■ **Work instructions**: Keep the pictures out of the copy and print all the entries below exactly.

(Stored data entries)

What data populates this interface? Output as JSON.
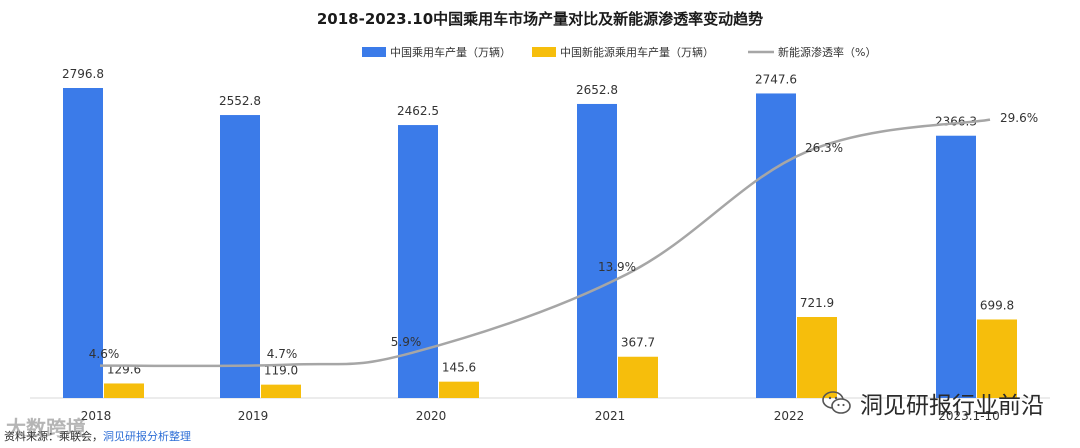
{
  "chart_data": {
    "type": "bar+line",
    "title": "2018-2023.10中国乘用车市场产量对比及新能源渗透率变动趋势",
    "categories": [
      "2018",
      "2019",
      "2020",
      "2021",
      "2022",
      "2023.1-10"
    ],
    "series": [
      {
        "name": "中国乘用车产量（万辆）",
        "type": "bar",
        "color": "#3b7be9",
        "values": [
          2796.8,
          2552.8,
          2462.5,
          2652.8,
          2747.6,
          2366.3
        ],
        "labels": [
          "2796.8",
          "2552.8",
          "2462.5",
          "2652.8",
          "2747.6",
          "2366.3"
        ]
      },
      {
        "name": "中国新能源乘用车产量（万辆）",
        "type": "bar",
        "color": "#f6be0c",
        "values": [
          129.6,
          119.0,
          145.6,
          367.7,
          721.9,
          699.8
        ],
        "labels": [
          "129.6",
          "119.0",
          "145.6",
          "367.7",
          "721.9",
          "699.8"
        ]
      },
      {
        "name": "新能源渗透率（%）",
        "type": "line",
        "color": "#a6a6a6",
        "values": [
          4.6,
          4.7,
          5.9,
          13.9,
          26.3,
          29.6
        ],
        "labels": [
          "4.6%",
          "4.7%",
          "5.9%",
          "13.9%",
          "26.3%",
          "29.6%"
        ]
      }
    ],
    "y_left_range": [
      0,
      2900
    ],
    "y_right_range": [
      0,
      35
    ],
    "legend_position": "top-center"
  },
  "source": {
    "prefix": "资料来源：",
    "org": "乘联会，",
    "note": "洞见研报分析整理"
  },
  "watermarks": {
    "left": "大数跨境",
    "right": "洞见研报行业前沿",
    "icon": "wechat-icon"
  }
}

■ **The solution**:
What data populates this interface? Output as JSON.
{
  "chart_data": {
    "type": "bar+line",
    "title": "2018-2023.10中国乘用车市场产量对比及新能源渗透率变动趋势",
    "categories": [
      "2018",
      "2019",
      "2020",
      "2021",
      "2022",
      "2023.1-10"
    ],
    "series": [
      {
        "name": "中国乘用车产量（万辆）",
        "type": "bar",
        "color": "#3b7be9",
        "values": [
          2796.8,
          2552.8,
          2462.5,
          2652.8,
          2747.6,
          2366.3
        ],
        "labels": [
          "2796.8",
          "2552.8",
          "2462.5",
          "2652.8",
          "2747.6",
          "2366.3"
        ]
      },
      {
        "name": "中国新能源乘用车产量（万辆）",
        "type": "bar",
        "color": "#f6be0c",
        "values": [
          129.6,
          119.0,
          145.6,
          367.7,
          721.9,
          699.8
        ],
        "labels": [
          "129.6",
          "119.0",
          "145.6",
          "367.7",
          "721.9",
          "699.8"
        ]
      },
      {
        "name": "新能源渗透率（%）",
        "type": "line",
        "color": "#a6a6a6",
        "values": [
          4.6,
          4.7,
          5.9,
          13.9,
          26.3,
          29.6
        ],
        "labels": [
          "4.6%",
          "4.7%",
          "5.9%",
          "13.9%",
          "26.3%",
          "29.6%"
        ]
      }
    ],
    "y_left_range": [
      0,
      2900
    ],
    "y_right_range": [
      0,
      35
    ],
    "legend_position": "top-center"
  },
  "source": {
    "prefix": "资料来源：",
    "org": "乘联会，",
    "note": "洞见研报分析整理"
  },
  "watermarks": {
    "left": "大数跨境",
    "right": "洞见研报行业前沿",
    "icon": "wechat-icon"
  }
}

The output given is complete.